> WHAT IS NEEDED
Spot each line in the records below where the word "assist" occurs, then copy it.

> RECORDS SUPPLIED
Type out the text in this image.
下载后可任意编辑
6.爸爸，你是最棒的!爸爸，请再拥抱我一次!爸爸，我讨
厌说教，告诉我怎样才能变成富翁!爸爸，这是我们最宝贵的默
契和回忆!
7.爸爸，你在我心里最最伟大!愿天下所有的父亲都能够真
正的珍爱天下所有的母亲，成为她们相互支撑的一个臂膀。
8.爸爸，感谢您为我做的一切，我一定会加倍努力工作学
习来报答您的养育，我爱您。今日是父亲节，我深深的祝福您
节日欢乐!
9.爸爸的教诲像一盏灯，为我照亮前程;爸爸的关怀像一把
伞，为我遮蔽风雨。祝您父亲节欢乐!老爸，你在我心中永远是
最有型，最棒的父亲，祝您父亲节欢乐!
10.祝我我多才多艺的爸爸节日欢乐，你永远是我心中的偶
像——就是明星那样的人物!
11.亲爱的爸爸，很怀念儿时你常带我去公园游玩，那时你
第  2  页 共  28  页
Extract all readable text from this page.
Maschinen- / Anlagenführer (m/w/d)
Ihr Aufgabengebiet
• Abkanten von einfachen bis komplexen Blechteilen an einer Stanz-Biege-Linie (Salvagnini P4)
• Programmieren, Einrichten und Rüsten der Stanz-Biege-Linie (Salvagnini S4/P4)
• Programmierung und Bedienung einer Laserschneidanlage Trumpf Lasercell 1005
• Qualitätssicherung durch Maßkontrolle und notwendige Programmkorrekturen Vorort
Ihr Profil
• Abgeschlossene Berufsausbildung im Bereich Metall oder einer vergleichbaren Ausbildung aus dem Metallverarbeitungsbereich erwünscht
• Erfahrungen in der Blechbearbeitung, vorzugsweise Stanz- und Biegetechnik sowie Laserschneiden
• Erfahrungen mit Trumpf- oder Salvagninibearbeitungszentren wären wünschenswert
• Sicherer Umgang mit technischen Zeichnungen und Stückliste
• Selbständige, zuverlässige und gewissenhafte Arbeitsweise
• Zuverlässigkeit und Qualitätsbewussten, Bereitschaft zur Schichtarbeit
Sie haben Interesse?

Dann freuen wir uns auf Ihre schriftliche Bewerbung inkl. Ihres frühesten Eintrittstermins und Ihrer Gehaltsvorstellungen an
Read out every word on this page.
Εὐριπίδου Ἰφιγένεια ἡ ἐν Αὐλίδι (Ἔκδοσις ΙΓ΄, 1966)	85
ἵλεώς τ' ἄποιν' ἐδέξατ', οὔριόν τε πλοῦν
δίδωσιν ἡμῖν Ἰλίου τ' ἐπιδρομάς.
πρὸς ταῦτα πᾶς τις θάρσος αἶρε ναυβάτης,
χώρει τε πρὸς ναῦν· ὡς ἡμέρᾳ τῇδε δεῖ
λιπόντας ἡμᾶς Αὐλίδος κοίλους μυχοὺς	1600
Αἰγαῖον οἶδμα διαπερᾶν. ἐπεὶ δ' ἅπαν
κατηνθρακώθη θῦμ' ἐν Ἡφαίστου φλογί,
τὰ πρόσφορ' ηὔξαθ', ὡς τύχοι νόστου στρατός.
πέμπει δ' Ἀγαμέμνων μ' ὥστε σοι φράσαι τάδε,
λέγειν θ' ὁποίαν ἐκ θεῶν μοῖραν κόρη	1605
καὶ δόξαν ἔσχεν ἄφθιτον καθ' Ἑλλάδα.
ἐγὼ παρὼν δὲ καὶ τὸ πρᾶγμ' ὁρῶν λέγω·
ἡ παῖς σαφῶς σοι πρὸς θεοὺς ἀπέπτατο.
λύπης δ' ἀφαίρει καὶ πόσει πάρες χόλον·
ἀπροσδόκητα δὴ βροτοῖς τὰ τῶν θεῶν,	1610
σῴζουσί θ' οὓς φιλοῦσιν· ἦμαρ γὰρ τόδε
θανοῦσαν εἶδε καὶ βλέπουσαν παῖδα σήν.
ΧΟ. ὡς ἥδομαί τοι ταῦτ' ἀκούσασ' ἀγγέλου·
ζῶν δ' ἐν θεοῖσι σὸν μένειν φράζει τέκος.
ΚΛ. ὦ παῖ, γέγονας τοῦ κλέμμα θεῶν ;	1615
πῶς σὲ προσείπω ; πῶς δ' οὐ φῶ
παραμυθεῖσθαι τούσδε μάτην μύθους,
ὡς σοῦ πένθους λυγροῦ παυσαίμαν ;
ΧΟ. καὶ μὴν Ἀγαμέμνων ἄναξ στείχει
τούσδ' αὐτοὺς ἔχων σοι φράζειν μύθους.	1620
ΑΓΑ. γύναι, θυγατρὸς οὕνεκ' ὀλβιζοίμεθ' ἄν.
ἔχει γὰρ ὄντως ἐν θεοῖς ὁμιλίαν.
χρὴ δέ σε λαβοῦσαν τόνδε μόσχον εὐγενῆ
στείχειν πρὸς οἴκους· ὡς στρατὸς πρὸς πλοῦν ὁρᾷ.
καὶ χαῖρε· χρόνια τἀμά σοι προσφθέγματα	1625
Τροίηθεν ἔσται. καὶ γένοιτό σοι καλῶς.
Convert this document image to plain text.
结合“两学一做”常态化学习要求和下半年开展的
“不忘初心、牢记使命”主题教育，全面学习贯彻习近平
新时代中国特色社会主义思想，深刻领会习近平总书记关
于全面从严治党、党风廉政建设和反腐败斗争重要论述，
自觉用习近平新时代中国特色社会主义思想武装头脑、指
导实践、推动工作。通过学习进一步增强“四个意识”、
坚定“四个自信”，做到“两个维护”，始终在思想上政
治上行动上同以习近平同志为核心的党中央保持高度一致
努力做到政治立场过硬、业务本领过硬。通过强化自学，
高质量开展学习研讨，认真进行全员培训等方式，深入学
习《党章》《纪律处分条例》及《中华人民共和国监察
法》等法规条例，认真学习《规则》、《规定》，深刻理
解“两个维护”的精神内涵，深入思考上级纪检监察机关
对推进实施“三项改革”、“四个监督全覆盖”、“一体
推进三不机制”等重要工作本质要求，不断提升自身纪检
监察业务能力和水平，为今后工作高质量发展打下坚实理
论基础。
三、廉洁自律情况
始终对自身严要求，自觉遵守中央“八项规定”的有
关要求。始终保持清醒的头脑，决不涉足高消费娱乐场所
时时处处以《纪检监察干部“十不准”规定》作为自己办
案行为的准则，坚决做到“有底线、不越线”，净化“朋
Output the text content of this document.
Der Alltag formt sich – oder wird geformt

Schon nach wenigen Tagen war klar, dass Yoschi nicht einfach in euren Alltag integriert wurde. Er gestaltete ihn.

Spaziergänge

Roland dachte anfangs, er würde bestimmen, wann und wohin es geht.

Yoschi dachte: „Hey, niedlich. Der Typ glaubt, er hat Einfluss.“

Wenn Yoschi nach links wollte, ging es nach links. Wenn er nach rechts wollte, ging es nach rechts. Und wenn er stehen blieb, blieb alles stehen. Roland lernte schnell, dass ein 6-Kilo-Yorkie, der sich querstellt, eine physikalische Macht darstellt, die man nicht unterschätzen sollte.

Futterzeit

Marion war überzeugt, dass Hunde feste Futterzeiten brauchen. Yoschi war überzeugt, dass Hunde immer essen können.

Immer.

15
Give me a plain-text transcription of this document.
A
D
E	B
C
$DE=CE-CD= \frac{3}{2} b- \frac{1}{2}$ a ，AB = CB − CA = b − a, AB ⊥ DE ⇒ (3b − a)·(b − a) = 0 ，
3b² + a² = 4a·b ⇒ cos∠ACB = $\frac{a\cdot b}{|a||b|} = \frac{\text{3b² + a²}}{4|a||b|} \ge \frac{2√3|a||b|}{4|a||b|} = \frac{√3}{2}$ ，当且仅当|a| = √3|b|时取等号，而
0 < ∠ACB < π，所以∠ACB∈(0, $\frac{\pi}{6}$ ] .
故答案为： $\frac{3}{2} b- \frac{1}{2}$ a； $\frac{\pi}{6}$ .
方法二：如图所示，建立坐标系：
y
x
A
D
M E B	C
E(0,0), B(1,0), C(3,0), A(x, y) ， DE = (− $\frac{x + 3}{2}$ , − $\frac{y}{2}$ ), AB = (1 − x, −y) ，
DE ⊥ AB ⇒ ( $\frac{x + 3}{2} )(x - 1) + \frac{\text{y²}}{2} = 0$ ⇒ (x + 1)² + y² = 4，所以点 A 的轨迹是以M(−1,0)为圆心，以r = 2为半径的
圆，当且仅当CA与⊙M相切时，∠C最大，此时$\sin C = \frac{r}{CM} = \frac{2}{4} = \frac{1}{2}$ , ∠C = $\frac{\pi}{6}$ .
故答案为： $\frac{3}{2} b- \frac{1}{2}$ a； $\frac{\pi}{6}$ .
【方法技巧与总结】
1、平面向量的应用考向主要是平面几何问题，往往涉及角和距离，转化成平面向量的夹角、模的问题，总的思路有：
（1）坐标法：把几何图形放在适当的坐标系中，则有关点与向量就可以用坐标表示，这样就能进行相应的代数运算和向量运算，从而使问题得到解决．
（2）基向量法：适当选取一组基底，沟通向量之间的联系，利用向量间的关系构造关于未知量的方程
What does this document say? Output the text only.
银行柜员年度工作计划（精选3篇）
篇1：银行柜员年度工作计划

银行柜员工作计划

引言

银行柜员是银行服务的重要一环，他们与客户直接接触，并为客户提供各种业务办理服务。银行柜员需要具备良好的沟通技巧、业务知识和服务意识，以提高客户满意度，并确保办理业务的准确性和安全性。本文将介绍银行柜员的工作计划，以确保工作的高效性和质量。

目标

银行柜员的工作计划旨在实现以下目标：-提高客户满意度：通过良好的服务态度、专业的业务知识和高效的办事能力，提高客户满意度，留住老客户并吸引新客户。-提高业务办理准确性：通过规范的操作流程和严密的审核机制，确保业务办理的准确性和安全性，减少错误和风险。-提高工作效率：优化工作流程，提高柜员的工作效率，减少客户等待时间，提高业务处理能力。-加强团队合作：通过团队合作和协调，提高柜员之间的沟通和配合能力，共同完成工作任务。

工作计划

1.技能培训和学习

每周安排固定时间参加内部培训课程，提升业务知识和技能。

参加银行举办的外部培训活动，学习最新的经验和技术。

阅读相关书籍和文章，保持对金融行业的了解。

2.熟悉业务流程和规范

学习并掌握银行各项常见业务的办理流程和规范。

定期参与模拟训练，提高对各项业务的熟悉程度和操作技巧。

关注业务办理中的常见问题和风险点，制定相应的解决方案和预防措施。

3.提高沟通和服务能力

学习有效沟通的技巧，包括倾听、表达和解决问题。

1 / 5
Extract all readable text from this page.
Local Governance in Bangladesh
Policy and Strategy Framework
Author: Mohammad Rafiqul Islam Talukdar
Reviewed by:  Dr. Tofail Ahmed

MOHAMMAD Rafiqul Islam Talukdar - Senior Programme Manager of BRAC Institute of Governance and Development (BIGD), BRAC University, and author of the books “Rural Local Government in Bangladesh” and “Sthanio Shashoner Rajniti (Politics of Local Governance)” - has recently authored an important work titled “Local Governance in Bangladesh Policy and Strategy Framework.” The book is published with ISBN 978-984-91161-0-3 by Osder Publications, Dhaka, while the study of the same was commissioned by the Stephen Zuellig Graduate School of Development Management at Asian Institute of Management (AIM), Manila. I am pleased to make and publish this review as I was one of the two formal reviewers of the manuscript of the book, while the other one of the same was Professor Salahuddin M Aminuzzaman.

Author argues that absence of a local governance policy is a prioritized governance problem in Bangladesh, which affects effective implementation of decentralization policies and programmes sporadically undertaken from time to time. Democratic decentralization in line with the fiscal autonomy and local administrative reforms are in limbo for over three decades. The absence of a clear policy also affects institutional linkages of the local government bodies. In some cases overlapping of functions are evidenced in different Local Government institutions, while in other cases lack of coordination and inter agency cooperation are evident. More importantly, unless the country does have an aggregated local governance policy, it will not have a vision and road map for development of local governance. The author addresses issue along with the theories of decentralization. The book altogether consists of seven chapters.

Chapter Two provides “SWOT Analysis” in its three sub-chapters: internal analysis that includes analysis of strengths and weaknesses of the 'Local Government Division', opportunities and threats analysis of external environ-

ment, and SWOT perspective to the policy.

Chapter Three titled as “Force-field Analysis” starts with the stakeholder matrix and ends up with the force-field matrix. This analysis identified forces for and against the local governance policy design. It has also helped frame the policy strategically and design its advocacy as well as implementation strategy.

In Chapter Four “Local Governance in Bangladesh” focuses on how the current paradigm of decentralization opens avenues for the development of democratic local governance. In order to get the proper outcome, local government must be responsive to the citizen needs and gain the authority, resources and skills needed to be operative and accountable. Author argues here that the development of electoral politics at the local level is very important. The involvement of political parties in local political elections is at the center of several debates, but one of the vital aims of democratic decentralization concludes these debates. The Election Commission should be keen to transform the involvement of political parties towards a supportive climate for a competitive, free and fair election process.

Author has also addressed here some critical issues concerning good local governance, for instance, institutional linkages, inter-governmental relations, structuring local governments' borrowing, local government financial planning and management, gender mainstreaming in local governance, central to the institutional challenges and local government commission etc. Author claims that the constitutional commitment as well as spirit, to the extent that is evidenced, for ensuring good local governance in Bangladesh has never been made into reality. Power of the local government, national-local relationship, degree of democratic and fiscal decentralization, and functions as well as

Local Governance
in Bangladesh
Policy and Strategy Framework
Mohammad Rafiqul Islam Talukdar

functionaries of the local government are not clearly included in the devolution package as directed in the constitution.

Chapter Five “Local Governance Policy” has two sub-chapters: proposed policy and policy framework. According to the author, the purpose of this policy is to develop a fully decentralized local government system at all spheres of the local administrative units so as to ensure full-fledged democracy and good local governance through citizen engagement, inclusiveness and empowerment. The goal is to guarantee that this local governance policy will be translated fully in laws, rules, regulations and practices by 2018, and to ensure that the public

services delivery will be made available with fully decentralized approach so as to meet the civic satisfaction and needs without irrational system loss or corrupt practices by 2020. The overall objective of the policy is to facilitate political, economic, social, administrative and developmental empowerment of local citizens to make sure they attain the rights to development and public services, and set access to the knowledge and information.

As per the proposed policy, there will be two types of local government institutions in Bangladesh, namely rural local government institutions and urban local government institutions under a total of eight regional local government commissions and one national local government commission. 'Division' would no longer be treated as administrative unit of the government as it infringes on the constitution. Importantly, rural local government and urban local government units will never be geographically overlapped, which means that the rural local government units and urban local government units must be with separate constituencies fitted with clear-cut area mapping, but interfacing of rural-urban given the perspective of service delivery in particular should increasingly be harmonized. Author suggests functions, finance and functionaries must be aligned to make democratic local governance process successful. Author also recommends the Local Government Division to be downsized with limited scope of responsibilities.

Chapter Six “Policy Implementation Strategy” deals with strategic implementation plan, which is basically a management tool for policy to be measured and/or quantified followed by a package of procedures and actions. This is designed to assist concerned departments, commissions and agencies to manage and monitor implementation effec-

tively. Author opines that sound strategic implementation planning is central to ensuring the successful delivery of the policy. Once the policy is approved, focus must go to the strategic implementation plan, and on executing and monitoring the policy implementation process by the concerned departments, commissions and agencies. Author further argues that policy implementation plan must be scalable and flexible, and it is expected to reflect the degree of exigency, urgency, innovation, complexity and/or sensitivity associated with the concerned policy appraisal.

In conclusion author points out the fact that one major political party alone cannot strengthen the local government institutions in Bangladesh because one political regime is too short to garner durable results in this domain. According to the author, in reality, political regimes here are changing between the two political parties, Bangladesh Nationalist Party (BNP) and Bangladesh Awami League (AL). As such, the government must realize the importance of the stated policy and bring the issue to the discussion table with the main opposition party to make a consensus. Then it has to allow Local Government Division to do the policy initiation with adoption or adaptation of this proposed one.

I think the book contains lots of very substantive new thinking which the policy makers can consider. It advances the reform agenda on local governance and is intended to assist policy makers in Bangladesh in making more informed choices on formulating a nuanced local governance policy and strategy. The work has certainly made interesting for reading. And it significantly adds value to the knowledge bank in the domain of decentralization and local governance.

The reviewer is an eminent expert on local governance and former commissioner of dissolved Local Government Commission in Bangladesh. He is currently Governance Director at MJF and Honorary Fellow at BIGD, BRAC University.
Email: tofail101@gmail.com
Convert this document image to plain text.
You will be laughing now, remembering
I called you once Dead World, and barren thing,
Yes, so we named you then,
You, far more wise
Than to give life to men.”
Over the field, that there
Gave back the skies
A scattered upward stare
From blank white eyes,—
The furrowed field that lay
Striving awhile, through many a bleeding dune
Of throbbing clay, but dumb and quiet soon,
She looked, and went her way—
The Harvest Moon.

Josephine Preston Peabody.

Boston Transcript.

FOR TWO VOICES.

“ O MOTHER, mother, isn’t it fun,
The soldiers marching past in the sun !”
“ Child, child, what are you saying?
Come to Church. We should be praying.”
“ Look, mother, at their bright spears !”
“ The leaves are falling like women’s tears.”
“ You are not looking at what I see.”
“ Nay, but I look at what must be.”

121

> PROBLEM SOLUTION
Chapter Six “Policy Implementation Strategy” deals with strategic implementation plan, which is basically a management tool for policy to be measured and/or quantified followed by a package of procedures and actions. This is designed to assist concerned departments, commissions and agencies to manage and monitor implementation effec-
I think the book contains lots of very substantive new thinking which the policy makers can consider. It advances the reform agenda on local governance and is intended to assist policy makers in Bangladesh in making more informed choices on formulating a nuanced local governance policy and strategy. The work has certainly made interesting for reading. And it significantly adds value to the knowledge bank in the domain of decentralization and local governance.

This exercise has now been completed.